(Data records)

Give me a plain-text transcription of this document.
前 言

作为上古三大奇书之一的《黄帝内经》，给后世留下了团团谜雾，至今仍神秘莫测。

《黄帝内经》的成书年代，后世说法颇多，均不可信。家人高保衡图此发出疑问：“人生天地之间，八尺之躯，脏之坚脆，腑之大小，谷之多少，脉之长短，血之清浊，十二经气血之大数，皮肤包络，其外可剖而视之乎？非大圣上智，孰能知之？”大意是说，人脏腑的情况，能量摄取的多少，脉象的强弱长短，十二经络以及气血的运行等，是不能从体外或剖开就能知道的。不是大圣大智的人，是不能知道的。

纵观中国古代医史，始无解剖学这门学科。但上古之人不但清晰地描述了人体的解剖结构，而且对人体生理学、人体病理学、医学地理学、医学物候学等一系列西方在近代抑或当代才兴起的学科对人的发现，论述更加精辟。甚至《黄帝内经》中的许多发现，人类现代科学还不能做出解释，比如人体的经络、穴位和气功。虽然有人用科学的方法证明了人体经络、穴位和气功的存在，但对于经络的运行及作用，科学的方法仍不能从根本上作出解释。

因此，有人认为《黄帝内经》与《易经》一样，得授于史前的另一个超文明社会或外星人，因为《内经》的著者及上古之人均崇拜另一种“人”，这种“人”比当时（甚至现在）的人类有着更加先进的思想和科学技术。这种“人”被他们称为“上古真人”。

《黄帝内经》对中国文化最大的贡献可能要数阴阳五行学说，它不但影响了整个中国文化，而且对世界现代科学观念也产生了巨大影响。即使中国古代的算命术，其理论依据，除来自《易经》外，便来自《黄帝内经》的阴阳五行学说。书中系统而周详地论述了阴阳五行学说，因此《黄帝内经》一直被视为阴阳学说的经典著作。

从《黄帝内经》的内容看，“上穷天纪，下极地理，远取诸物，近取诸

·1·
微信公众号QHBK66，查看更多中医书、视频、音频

_Directions_.
Select every line of the records holding the string "黄帝内经".

_Solved exercise_.
作为上古三大奇书之一的《黄帝内经》，给后世留下了团团谜雾，至今仍神秘莫测。
《黄帝内经》的成书年代，后世说法颇多，均不可信。家人高保衡图此发出疑问：“人生天地之间，八尺之躯，脏之坚脆，腑之大小，谷之多少，脉之长短，血之清浊，十二经气血之大数，皮肤包络，其外可剖而视之乎？非大圣上智，孰能知之？”大意是说，人脏腑的情况，能量摄取的多少，脉象的强弱长短，十二经络以及气血的运行等，是不能从体外或剖开就能知道的。不是大圣大智的人，是不能知道的。
纵观中国古代医史，始无解剖学这门学科。但上古之人不但清晰地描述了人体的解剖结构，而且对人体生理学、人体病理学、医学地理学、医学物候学等一系列西方在近代抑或当代才兴起的学科对人的发现，论述更加精辟。甚至《黄帝内经》中的许多发现，人类现代科学还不能做出解释，比如人体的经络、穴位和气功。虽然有人用科学的方法证明了人体经络、穴位和气功的存在，但对于经络的运行及作用，科学的方法仍不能从根本上作出解释。
因此，有人认为《黄帝内经》与《易经》一样，得授于史前的另一个超文明社会或外星人，因为《内经》的著者及上古之人均崇拜另一种“人”，这种“人”比当时（甚至现在）的人类有着更加先进的思想和科学技术。这种“人”被他们称为“上古真人”。
《黄帝内经》对中国文化最大的贡献可能要数阴阳五行学说，它不但影响了整个中国文化，而且对世界现代科学观念也产生了巨大影响。即使中国古代的算命术，其理论依据，除来自《易经》外，便来自《黄帝内经》的阴阳五行学说。书中系统而周详地论述了阴阳五行学说，因此《黄帝内经》一直被视为阴阳学说的经典著作。
从《黄帝内经》的内容看，“上穷天纪，下极地理，远取诸物，近取诸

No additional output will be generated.